Available records:
((
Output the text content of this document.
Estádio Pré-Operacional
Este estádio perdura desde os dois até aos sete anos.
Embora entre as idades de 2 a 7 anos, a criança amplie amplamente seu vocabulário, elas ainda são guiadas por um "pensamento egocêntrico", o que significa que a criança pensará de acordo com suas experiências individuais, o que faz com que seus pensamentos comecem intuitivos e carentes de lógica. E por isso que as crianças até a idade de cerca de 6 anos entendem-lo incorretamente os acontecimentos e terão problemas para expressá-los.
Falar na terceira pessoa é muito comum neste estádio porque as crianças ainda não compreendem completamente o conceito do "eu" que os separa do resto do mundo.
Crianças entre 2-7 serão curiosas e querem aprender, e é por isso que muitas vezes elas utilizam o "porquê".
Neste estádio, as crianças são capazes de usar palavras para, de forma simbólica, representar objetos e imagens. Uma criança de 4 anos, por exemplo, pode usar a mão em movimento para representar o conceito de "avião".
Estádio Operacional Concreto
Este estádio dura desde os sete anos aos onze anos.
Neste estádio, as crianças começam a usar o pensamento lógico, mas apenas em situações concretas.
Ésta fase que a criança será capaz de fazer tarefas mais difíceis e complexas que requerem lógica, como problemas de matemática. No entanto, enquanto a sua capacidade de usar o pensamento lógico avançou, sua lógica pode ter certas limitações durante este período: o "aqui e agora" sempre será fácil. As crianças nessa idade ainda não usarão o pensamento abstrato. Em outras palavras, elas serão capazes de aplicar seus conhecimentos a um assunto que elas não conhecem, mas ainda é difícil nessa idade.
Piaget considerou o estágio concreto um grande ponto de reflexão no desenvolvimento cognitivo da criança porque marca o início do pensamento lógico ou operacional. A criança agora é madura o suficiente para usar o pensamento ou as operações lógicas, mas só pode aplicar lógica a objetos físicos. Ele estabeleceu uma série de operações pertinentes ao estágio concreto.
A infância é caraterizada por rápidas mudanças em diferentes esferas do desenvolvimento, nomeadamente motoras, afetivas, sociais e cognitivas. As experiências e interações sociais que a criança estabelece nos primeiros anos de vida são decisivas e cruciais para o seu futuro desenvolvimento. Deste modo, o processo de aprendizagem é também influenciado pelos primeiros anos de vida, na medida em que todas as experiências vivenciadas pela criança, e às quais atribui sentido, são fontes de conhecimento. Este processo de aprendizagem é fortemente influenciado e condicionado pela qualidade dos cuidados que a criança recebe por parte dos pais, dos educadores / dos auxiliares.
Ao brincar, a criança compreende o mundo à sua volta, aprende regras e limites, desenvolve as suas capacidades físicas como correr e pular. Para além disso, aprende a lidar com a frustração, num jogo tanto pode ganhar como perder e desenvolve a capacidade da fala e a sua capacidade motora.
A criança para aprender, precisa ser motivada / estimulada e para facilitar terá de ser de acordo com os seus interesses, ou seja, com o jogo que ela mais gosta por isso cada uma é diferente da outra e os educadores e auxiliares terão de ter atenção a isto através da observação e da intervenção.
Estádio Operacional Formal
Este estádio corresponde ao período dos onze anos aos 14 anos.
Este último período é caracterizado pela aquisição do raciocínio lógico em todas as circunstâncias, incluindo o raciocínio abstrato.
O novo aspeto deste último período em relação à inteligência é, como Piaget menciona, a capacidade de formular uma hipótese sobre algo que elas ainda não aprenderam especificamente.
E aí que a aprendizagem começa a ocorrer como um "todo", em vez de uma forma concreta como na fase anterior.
))
((
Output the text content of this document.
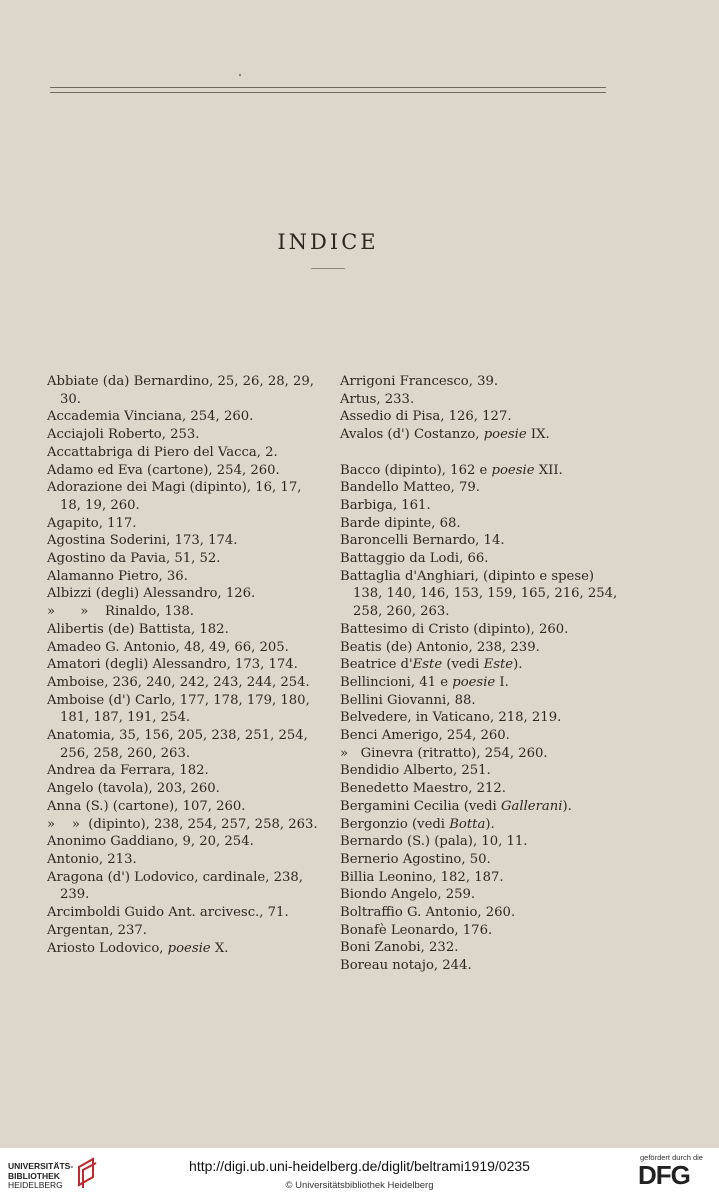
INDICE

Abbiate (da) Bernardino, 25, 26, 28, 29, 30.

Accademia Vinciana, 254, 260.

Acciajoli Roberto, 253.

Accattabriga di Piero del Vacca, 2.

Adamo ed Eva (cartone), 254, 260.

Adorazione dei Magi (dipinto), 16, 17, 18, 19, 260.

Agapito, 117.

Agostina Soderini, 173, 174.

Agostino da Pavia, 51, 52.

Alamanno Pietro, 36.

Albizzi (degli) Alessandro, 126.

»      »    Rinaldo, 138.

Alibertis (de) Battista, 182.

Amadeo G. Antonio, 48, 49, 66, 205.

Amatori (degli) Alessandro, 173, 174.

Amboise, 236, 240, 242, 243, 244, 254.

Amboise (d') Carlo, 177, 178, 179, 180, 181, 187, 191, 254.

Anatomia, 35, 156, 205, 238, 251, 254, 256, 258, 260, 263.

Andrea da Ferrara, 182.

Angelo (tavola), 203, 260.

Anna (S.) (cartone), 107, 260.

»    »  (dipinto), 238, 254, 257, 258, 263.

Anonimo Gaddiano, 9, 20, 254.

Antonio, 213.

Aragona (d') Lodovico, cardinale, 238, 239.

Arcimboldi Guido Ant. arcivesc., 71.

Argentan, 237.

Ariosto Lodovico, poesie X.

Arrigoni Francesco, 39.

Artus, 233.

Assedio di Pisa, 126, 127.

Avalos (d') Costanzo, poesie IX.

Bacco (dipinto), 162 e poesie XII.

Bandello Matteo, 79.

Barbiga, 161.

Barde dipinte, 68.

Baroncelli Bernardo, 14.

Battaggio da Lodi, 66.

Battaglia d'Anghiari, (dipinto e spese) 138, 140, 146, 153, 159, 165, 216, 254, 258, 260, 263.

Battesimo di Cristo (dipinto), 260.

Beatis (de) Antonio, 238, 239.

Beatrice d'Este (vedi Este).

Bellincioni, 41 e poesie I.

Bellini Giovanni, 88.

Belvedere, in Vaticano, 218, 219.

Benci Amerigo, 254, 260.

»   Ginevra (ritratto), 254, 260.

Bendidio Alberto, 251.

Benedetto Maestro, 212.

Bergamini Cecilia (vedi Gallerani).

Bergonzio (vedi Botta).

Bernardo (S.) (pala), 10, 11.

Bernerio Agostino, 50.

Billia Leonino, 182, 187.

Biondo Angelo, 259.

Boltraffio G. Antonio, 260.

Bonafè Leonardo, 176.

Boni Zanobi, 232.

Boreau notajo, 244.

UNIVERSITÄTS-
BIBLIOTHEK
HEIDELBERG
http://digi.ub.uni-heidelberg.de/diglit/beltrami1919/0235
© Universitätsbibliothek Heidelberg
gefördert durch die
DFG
))
Objective: Isolate each line of the listing above that includes "último". Copy it.

Final result:
Este último período é caracterizado pela aquisição do raciocínio lógico em todas as circunstâncias, incluindo o raciocínio abstrato.
O novo aspeto deste último período em relação à inteligência é, como Piaget menciona, a capacidade de formular uma hipótese sobre algo que elas ainda não aprenderam especificamente.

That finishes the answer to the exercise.